SHORT TASK – The records below need retyping in full; give them again exactly.

DATA –
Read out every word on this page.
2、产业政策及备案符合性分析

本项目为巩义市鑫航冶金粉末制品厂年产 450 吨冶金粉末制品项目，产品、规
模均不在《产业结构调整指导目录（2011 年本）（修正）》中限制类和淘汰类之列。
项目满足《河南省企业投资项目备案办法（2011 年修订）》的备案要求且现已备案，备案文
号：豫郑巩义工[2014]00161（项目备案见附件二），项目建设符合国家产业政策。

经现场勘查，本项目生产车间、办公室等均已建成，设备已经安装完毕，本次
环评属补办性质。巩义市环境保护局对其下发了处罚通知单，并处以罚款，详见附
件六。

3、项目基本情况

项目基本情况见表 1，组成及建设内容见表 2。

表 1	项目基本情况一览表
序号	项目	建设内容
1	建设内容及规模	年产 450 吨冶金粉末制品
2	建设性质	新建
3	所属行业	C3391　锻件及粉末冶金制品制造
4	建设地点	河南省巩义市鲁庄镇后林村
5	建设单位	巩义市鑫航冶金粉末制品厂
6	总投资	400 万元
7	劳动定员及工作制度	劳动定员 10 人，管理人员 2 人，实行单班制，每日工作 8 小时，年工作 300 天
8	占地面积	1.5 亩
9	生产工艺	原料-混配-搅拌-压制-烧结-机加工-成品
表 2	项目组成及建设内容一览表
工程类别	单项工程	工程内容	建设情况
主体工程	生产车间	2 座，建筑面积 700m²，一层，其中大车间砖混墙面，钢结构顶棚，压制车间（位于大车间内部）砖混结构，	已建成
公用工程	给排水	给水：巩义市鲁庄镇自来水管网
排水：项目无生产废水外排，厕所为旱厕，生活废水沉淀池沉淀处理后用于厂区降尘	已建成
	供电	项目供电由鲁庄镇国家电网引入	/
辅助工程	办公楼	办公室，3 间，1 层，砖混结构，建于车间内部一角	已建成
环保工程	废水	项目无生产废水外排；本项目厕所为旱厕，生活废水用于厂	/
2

SOLVED PROBLEM –
Read out every word on this page.
2、产业政策及备案符合性分析

本项目为巩义市鑫航冶金粉末制品厂年产 450 吨冶金粉末制品项目，产品、规
模均不在《产业结构调整指导目录（2011 年本）（修正）》中限制类和淘汰类之列。
项目满足《河南省企业投资项目备案办法（2011 年修订）》的备案要求且现已备案，备案文
号：豫郑巩义工[2014]00161（项目备案见附件二），项目建设符合国家产业政策。

经现场勘查，本项目生产车间、办公室等均已建成，设备已经安装完毕，本次
环评属补办性质。巩义市环境保护局对其下发了处罚通知单，并处以罚款，详见附
件六。

3、项目基本情况

项目基本情况见表 1，组成及建设内容见表 2。

表 1	项目基本情况一览表
序号	项目	建设内容
1	建设内容及规模	年产 450 吨冶金粉末制品
2	建设性质	新建
3	所属行业	C3391　锻件及粉末冶金制品制造
4	建设地点	河南省巩义市鲁庄镇后林村
5	建设单位	巩义市鑫航冶金粉末制品厂
6	总投资	400 万元
7	劳动定员及工作制度	劳动定员 10 人，管理人员 2 人，实行单班制，每日工作 8 小时，年工作 300 天
8	占地面积	1.5 亩
9	生产工艺	原料-混配-搅拌-压制-烧结-机加工-成品
表 2	项目组成及建设内容一览表
工程类别	单项工程	工程内容	建设情况
主体工程	生产车间	2 座，建筑面积 700m²，一层，其中大车间砖混墙面，钢结构顶棚，压制车间（位于大车间内部）砖混结构，	已建成
公用工程	给排水	给水：巩义市鲁庄镇自来水管网
排水：项目无生产废水外排，厕所为旱厕，生活废水沉淀池沉淀处理后用于厂区降尘	已建成
	供电	项目供电由鲁庄镇国家电网引入	/
辅助工程	办公楼	办公室，3 间，1 层，砖混结构，建于车间内部一角	已建成
环保工程	废水	项目无生产废水外排；本项目厕所为旱厕，生活废水用于厂	/
2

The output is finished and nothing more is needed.